EXERCISE TASK — Retype all of the items below character for character, keeping every line unchanged.

>> start INFORMATION PROVIDED

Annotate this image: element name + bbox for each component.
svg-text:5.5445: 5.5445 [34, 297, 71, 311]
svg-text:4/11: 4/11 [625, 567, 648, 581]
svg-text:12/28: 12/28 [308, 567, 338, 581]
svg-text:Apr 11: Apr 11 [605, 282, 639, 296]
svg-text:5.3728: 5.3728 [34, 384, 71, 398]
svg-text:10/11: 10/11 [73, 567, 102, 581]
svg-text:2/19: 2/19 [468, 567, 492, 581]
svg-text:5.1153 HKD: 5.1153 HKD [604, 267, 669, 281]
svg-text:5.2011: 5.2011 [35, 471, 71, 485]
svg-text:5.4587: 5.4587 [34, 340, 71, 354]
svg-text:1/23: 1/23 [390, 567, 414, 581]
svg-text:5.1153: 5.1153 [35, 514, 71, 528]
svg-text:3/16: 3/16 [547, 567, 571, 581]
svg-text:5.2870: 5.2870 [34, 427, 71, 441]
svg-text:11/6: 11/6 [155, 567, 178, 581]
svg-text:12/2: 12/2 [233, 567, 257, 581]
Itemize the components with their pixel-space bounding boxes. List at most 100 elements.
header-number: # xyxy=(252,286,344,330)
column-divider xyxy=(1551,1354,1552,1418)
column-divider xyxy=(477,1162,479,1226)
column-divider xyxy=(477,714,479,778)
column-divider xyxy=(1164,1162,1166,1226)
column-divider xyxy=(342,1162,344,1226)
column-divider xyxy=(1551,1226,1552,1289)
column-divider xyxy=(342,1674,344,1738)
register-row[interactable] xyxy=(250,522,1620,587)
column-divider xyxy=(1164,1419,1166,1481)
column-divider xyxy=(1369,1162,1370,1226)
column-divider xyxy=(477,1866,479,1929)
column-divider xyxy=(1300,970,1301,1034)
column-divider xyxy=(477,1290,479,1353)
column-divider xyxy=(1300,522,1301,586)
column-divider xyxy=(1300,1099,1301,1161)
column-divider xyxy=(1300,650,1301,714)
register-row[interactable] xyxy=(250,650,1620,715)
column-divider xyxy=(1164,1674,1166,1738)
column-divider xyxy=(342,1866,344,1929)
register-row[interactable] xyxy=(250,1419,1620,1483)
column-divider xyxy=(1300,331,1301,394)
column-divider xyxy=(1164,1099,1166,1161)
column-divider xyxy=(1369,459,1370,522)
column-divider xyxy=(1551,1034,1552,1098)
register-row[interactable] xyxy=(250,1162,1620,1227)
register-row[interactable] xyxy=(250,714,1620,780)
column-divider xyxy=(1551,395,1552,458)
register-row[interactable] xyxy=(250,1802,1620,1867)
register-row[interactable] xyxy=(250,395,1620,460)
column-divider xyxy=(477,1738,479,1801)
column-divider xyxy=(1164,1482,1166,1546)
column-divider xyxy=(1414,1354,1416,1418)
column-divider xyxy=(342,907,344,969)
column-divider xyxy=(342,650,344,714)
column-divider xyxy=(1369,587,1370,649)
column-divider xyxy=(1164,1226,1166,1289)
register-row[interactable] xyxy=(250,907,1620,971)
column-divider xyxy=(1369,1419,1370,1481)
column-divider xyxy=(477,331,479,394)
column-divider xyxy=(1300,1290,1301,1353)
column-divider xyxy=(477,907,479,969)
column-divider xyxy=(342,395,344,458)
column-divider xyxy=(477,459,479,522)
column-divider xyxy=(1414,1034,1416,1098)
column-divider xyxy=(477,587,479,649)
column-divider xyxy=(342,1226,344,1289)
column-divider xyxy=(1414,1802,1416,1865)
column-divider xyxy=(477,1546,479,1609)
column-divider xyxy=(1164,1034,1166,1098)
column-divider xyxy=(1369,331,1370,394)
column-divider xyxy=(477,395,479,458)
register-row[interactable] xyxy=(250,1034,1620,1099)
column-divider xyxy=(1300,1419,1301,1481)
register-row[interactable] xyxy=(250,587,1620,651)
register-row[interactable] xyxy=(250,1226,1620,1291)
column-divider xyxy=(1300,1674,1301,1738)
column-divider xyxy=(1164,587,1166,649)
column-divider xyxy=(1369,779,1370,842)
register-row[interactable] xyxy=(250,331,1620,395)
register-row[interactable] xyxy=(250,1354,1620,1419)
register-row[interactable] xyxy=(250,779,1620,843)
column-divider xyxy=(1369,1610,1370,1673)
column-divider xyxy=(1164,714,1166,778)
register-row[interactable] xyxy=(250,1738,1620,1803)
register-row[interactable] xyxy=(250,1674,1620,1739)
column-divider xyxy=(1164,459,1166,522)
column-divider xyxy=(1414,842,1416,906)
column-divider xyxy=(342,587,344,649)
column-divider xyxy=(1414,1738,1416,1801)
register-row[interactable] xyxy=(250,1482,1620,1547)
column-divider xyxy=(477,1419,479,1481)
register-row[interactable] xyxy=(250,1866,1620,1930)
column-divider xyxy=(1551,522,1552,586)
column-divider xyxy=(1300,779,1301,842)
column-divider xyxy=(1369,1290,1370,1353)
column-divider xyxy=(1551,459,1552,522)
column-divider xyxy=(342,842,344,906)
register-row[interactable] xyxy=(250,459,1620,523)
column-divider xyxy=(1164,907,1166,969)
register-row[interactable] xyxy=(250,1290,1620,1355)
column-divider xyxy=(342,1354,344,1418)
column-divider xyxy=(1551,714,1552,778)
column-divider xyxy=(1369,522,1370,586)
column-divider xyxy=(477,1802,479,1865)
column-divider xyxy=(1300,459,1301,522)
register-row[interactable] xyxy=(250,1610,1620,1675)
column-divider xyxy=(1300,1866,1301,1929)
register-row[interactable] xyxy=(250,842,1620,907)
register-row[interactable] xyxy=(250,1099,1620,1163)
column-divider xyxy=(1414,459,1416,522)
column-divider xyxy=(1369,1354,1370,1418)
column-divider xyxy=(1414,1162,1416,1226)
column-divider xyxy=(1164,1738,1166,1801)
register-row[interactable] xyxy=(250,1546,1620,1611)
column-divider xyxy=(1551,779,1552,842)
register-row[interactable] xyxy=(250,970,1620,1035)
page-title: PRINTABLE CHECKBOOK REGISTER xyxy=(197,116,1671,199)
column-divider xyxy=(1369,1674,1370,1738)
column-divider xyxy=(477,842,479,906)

>> end INFORMATION PROVIDED

SOLUTION TO THE EXERCISE —
Annotate this image: element name + bbox for each component.
svg-text:5.5445: 5.5445 [34, 297, 71, 311]
svg-text:4/11: 4/11 [625, 567, 648, 581]
svg-text:12/28: 12/28 [308, 567, 338, 581]
svg-text:Apr 11: Apr 11 [605, 282, 639, 296]
svg-text:5.3728: 5.3728 [34, 384, 71, 398]
svg-text:10/11: 10/11 [73, 567, 102, 581]
svg-text:2/19: 2/19 [468, 567, 492, 581]
svg-text:5.1153 HKD: 5.1153 HKD [604, 267, 669, 281]
svg-text:5.2011: 5.2011 [35, 471, 71, 485]
svg-text:5.4587: 5.4587 [34, 340, 71, 354]
svg-text:1/23: 1/23 [390, 567, 414, 581]
svg-text:5.1153: 5.1153 [35, 514, 71, 528]
svg-text:3/16: 3/16 [547, 567, 571, 581]
svg-text:5.2870: 5.2870 [34, 427, 71, 441]
svg-text:11/6: 11/6 [155, 567, 178, 581]
svg-text:12/2: 12/2 [233, 567, 257, 581]
Itemize the components with their pixel-space bounding boxes. List at most 100 elements.
header-number: # xyxy=(252,286,344,330)
column-divider xyxy=(1551,1354,1552,1418)
column-divider xyxy=(477,1162,479,1226)
column-divider xyxy=(477,714,479,778)
column-divider xyxy=(1164,1162,1166,1226)
column-divider xyxy=(342,1162,344,1226)
column-divider xyxy=(1551,1226,1552,1289)
column-divider xyxy=(342,1674,344,1738)
register-row[interactable] xyxy=(250,522,1620,587)
column-divider xyxy=(1164,1419,1166,1481)
column-divider xyxy=(1369,1162,1370,1226)
column-divider xyxy=(477,1866,479,1929)
column-divider xyxy=(1300,970,1301,1034)
column-divider xyxy=(477,1290,479,1353)
column-divider xyxy=(1300,522,1301,586)
column-divider xyxy=(1300,1099,1301,1161)
column-divider xyxy=(1300,650,1301,714)
register-row[interactable] xyxy=(250,650,1620,715)
column-divider xyxy=(1164,1674,1166,1738)
column-divider xyxy=(342,1866,344,1929)
register-row[interactable] xyxy=(250,1419,1620,1483)
column-divider xyxy=(1300,331,1301,394)
column-divider xyxy=(1164,1099,1166,1161)
column-divider xyxy=(1369,459,1370,522)
column-divider xyxy=(1551,1034,1552,1098)
register-row[interactable] xyxy=(250,1162,1620,1227)
register-row[interactable] xyxy=(250,714,1620,780)
column-divider xyxy=(1551,395,1552,458)
register-row[interactable] xyxy=(250,1802,1620,1867)
register-row[interactable] xyxy=(250,395,1620,460)
column-divider xyxy=(477,1738,479,1801)
column-divider xyxy=(1164,1482,1166,1546)
column-divider xyxy=(1414,1354,1416,1418)
column-divider xyxy=(342,907,344,969)
column-divider xyxy=(342,650,344,714)
column-divider xyxy=(1369,587,1370,649)
column-divider xyxy=(1164,1226,1166,1289)
register-row[interactable] xyxy=(250,907,1620,971)
column-divider xyxy=(1369,1419,1370,1481)
column-divider xyxy=(477,331,479,394)
column-divider xyxy=(1300,1290,1301,1353)
column-divider xyxy=(477,907,479,969)
column-divider xyxy=(342,395,344,458)
column-divider xyxy=(477,459,479,522)
column-divider xyxy=(1414,1034,1416,1098)
column-divider xyxy=(477,587,479,649)
column-divider xyxy=(342,1226,344,1289)
column-divider xyxy=(1414,1802,1416,1865)
column-divider xyxy=(477,1546,479,1609)
column-divider xyxy=(1164,1034,1166,1098)
column-divider xyxy=(1369,331,1370,394)
column-divider xyxy=(477,395,479,458)
register-row[interactable] xyxy=(250,1034,1620,1099)
column-divider xyxy=(1300,1419,1301,1481)
register-row[interactable] xyxy=(250,587,1620,651)
register-row[interactable] xyxy=(250,1226,1620,1291)
column-divider xyxy=(1300,1674,1301,1738)
column-divider xyxy=(1164,587,1166,649)
column-divider xyxy=(1369,779,1370,842)
register-row[interactable] xyxy=(250,331,1620,395)
register-row[interactable] xyxy=(250,1354,1620,1419)
register-row[interactable] xyxy=(250,779,1620,843)
column-divider xyxy=(1369,1610,1370,1673)
column-divider xyxy=(1164,714,1166,778)
register-row[interactable] xyxy=(250,1738,1620,1803)
register-row[interactable] xyxy=(250,1674,1620,1739)
column-divider xyxy=(1164,459,1166,522)
column-divider xyxy=(1414,842,1416,906)
column-divider xyxy=(342,587,344,649)
column-divider xyxy=(1414,1738,1416,1801)
register-row[interactable] xyxy=(250,1482,1620,1547)
column-divider xyxy=(477,1419,479,1481)
register-row[interactable] xyxy=(250,1866,1620,1930)
column-divider xyxy=(1551,522,1552,586)
column-divider xyxy=(1300,779,1301,842)
column-divider xyxy=(1369,1290,1370,1353)
column-divider xyxy=(1551,459,1552,522)
column-divider xyxy=(342,842,344,906)
register-row[interactable] xyxy=(250,459,1620,523)
column-divider xyxy=(1164,907,1166,969)
register-row[interactable] xyxy=(250,1290,1620,1355)
column-divider xyxy=(342,1354,344,1418)
column-divider xyxy=(1551,714,1552,778)
column-divider xyxy=(1369,522,1370,586)
column-divider xyxy=(477,1802,479,1865)
column-divider xyxy=(1300,459,1301,522)
register-row[interactable] xyxy=(250,1610,1620,1675)
column-divider xyxy=(1300,1866,1301,1929)
register-row[interactable] xyxy=(250,842,1620,907)
register-row[interactable] xyxy=(250,1099,1620,1163)
column-divider xyxy=(1414,459,1416,522)
column-divider xyxy=(1369,1354,1370,1418)
column-divider xyxy=(1414,1162,1416,1226)
column-divider xyxy=(1164,1738,1166,1801)
register-row[interactable] xyxy=(250,1546,1620,1611)
column-divider xyxy=(1551,779,1552,842)
register-row[interactable] xyxy=(250,970,1620,1035)
page-title: PRINTABLE CHECKBOOK REGISTER xyxy=(197,116,1671,199)
column-divider xyxy=(1369,1674,1370,1738)
column-divider xyxy=(477,842,479,906)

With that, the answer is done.